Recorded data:
- - - - -
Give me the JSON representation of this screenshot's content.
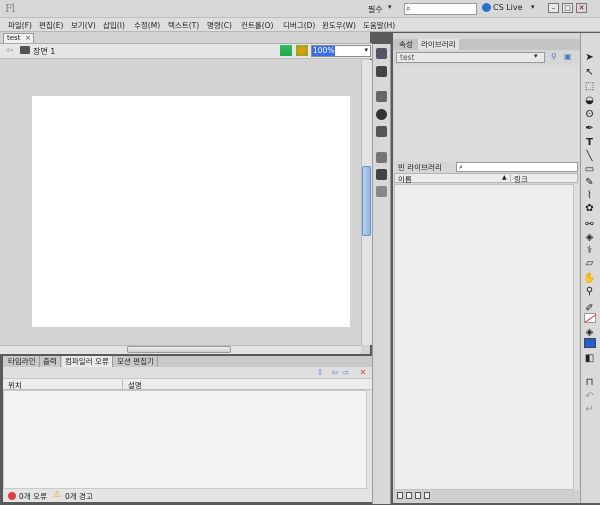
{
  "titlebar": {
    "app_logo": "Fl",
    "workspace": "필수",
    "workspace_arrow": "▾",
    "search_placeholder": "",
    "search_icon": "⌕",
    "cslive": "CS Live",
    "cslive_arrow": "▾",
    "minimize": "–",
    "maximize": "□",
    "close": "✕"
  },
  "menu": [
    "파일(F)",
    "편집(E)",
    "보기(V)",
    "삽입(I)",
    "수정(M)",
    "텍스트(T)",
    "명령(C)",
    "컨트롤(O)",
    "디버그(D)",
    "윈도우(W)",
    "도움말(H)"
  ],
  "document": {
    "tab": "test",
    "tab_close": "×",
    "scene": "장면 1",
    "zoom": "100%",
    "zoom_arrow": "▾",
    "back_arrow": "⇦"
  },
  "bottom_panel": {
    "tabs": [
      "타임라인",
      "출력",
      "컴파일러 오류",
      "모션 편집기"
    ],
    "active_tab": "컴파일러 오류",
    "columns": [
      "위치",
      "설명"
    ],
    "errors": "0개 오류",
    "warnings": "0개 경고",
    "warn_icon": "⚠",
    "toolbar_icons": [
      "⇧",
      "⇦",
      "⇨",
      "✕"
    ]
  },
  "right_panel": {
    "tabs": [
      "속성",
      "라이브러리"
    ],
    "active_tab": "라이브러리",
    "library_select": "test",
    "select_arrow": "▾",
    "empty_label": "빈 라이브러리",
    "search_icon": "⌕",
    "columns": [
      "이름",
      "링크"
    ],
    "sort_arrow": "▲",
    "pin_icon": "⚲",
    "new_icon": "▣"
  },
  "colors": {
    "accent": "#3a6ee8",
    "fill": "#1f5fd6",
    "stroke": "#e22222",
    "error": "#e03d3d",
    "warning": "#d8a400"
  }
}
- - - - -
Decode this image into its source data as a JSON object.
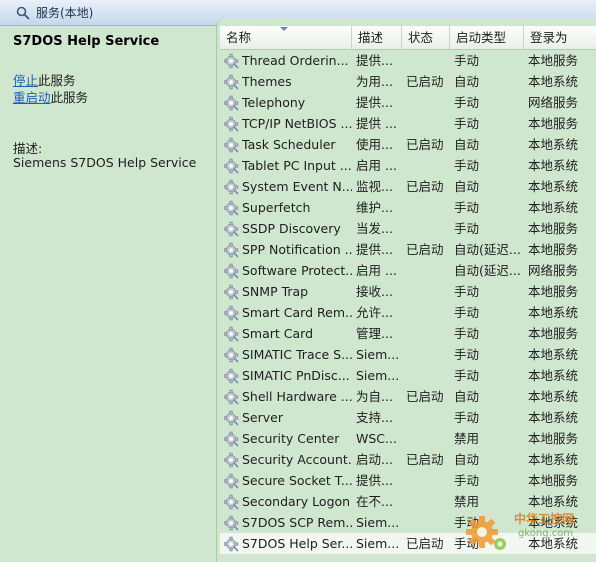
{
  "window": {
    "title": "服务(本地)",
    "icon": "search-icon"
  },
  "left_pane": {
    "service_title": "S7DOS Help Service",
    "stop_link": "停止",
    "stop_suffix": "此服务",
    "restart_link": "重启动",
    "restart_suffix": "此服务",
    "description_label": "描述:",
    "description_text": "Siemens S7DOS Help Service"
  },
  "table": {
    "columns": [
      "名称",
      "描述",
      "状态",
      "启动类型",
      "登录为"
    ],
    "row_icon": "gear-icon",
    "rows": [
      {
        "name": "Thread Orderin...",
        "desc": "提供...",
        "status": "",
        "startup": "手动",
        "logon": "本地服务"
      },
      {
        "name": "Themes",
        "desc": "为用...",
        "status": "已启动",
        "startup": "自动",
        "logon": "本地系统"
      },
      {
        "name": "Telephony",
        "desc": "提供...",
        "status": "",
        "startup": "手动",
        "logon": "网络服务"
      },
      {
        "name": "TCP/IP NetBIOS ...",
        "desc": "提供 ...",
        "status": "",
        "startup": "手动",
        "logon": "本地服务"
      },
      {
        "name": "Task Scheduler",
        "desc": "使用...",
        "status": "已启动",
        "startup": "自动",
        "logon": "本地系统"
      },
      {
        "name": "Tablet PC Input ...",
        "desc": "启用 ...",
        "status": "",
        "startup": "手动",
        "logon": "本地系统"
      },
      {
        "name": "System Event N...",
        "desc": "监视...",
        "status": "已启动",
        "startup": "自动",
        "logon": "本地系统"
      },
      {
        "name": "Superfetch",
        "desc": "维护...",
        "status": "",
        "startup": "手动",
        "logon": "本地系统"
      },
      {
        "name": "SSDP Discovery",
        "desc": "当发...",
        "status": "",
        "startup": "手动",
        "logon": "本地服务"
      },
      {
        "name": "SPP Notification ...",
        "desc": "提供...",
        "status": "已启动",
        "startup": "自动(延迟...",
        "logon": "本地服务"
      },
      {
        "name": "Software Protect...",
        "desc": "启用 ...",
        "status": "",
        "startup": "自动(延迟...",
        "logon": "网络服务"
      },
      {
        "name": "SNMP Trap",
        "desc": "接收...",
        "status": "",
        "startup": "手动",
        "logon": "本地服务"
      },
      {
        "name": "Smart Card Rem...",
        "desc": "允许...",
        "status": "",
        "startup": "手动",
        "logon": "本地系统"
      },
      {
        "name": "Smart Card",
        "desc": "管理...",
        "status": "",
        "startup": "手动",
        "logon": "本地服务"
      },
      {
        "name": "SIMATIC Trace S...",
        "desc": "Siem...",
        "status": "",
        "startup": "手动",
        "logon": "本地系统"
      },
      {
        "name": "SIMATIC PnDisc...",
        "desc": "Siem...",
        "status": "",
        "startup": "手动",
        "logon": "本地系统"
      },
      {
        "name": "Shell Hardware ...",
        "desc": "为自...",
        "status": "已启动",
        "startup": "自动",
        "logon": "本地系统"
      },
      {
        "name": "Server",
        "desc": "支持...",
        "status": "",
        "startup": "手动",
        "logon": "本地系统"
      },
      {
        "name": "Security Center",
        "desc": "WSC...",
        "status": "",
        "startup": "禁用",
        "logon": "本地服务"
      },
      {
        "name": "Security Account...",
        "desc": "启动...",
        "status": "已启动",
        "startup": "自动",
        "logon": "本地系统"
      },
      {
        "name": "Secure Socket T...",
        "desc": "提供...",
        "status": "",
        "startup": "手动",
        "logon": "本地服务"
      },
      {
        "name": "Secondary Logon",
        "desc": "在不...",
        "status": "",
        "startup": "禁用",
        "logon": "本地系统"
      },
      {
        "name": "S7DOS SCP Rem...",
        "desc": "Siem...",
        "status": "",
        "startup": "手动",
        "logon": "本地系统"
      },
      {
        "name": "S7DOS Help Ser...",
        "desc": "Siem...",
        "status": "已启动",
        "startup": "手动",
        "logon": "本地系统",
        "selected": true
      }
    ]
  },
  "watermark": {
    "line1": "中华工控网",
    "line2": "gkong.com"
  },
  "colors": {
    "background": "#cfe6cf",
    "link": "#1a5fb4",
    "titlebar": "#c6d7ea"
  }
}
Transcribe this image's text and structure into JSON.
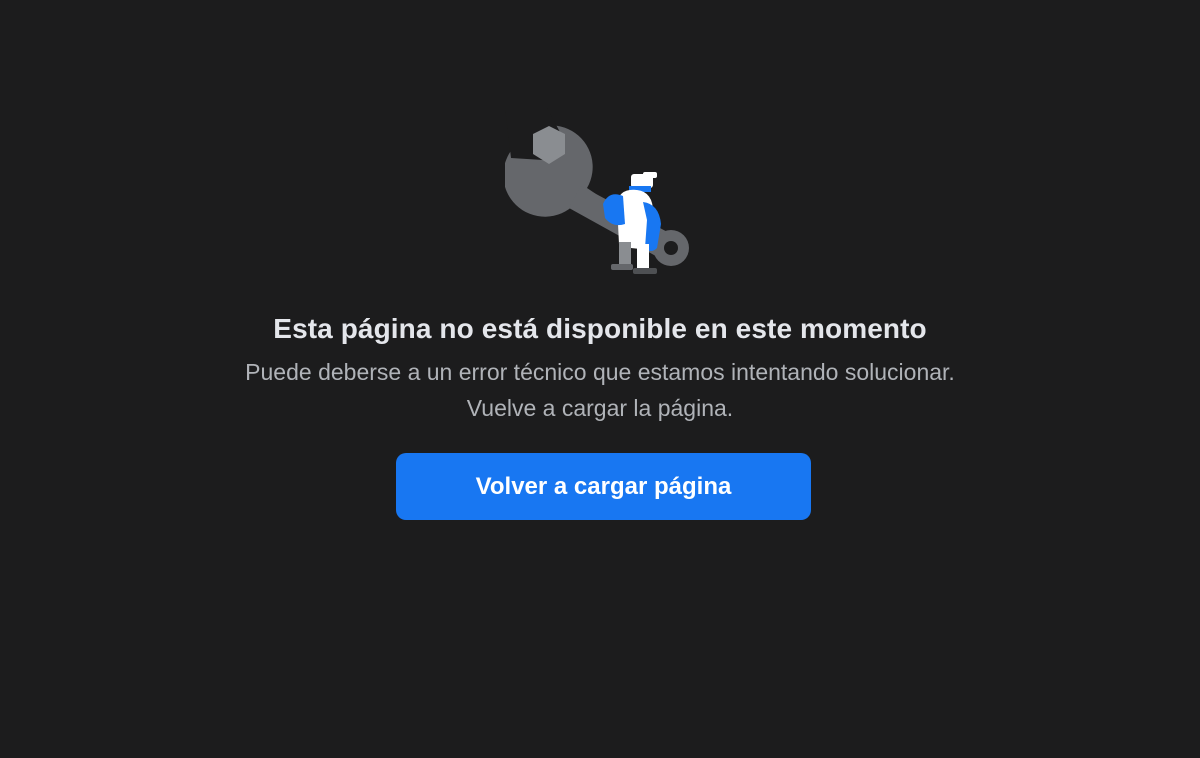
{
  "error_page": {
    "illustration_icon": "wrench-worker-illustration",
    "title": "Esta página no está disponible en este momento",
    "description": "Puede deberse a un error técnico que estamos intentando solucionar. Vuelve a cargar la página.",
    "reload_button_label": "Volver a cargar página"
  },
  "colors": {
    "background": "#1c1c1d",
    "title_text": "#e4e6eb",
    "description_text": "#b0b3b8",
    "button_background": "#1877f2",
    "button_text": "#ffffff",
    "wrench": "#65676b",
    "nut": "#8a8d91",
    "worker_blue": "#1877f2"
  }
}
- - - - -
### [STATED EXERCISE]
Reproduce each line of the entries in which the word "image" is found.

### [EXERCISE RESULT]
Decode this image into its source data as a JSON object.
Transcribe this image's text and structure into JSON.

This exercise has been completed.